___ Document segment

Owning Your Mistakes
I make mistakes all the time. In fact, I just told my kids the other day at the dinner table, I said, “Do you know how you know that it’s 10:00 AM?” They looked at me confused and asked what I was talking about. My answer to them was, “because I’ve made at least eight mistakes”.
Every day I make mistakes and I’m sure you do as well. We hate admitting that we make mistakes. I don’t know about you, but for me, I want to be perfect. I want everything I do to work out every single time. I want everyone to think that I am a Rockstar, that everything I do turns to gold and everything that’s been assigned to me or everything that I say I’m going to do, I do it to perfection. Unfortunately, that’s just not the case. I make a lot of mistakes, but once I make a mistake, once you make a mistake, you find yourself at a fork in the road. You have two options from that point when you realize that a mistake has been made.

______
___ Excerpted records

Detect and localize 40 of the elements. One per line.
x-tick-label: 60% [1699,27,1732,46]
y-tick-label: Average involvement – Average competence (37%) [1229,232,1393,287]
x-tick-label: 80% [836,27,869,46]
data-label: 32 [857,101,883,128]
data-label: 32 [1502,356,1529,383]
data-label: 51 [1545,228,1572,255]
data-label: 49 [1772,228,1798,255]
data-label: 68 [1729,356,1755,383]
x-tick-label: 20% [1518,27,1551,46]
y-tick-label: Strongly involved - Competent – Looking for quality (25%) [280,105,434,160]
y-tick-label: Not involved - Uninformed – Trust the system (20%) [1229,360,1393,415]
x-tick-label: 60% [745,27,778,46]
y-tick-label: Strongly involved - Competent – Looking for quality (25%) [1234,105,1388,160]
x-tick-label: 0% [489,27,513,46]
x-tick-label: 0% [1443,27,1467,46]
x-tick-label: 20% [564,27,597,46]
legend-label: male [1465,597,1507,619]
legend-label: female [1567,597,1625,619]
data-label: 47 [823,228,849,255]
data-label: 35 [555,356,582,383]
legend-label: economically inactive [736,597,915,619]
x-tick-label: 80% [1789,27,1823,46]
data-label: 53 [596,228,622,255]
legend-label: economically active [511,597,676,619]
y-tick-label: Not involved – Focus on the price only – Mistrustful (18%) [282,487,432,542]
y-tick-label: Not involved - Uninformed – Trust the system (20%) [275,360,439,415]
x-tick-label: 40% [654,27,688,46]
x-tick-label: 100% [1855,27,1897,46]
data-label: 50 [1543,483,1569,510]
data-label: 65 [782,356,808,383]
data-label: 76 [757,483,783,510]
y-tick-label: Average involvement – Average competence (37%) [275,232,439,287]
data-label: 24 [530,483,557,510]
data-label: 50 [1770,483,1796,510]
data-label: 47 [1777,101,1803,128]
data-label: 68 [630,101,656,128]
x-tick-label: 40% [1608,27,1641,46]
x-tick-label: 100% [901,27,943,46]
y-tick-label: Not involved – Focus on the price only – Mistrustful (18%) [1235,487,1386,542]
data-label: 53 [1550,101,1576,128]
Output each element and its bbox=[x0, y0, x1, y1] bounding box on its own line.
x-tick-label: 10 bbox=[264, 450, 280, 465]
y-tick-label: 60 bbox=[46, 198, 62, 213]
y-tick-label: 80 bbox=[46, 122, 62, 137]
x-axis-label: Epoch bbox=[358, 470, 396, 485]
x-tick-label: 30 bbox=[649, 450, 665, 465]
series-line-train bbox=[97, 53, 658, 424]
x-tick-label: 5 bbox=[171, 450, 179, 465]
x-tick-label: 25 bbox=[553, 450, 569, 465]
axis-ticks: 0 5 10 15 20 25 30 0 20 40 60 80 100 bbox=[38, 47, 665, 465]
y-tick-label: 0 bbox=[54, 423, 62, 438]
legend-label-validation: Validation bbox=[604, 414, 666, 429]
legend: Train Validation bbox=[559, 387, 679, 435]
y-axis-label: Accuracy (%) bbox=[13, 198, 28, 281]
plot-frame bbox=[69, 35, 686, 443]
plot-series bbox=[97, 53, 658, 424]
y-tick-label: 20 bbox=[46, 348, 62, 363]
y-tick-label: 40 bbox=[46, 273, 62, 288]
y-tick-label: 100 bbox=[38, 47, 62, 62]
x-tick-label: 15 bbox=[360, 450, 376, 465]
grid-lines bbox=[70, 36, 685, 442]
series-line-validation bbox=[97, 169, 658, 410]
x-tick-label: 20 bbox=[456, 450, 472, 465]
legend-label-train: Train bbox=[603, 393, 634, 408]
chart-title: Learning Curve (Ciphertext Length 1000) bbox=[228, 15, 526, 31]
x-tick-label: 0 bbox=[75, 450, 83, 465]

______

__What you should do__
Carry the piece on owning your mistakes forward from its final sentence. The records have no connection to the piece on owning your mistakes.

__Answer box__
Turn towards people
The first option is, you can turn towards people. When you turn towards people you can own your mistake and say, “Hey guys, real quick, I just want to let you know I just made a mistake.” What that does is builds trust and vulnerability. It shows that you’re not perfect. It shows that you’re taking responsibility for the mistake that you made. What it ends up doing, is it will end up connecting you as a team because you’re acknowledging the mistake, you’re owning the mistake, and you’re admitting the mistake. As I’m trying to keep growing, reach higher, and move forward, owning my mistakes lets everybody know that I can acknowledge when I mess up. Acknowledging your mistakes can be disarming, and so by admitting the mistake, you have an opportunity to build vulnerability and build trust with your team.
Turn the other way
Option two is to go the other way. Going the other way is to cover it up, it’s to try to fix it as soon as possible without anybody knowing, it is to deny the mistake. When you choose the option to turn the other way, what happens is, your team knows that a mistake was made. They know that you made a mistake. When you don’t admit your mistake and you don’t own up to your mistake, or if you try to cover it up, it destroys trust and it builds up blame within your team. Not owning your mistakes sets a culture of mistrust and distrust, and that’s not what you want to do within your team.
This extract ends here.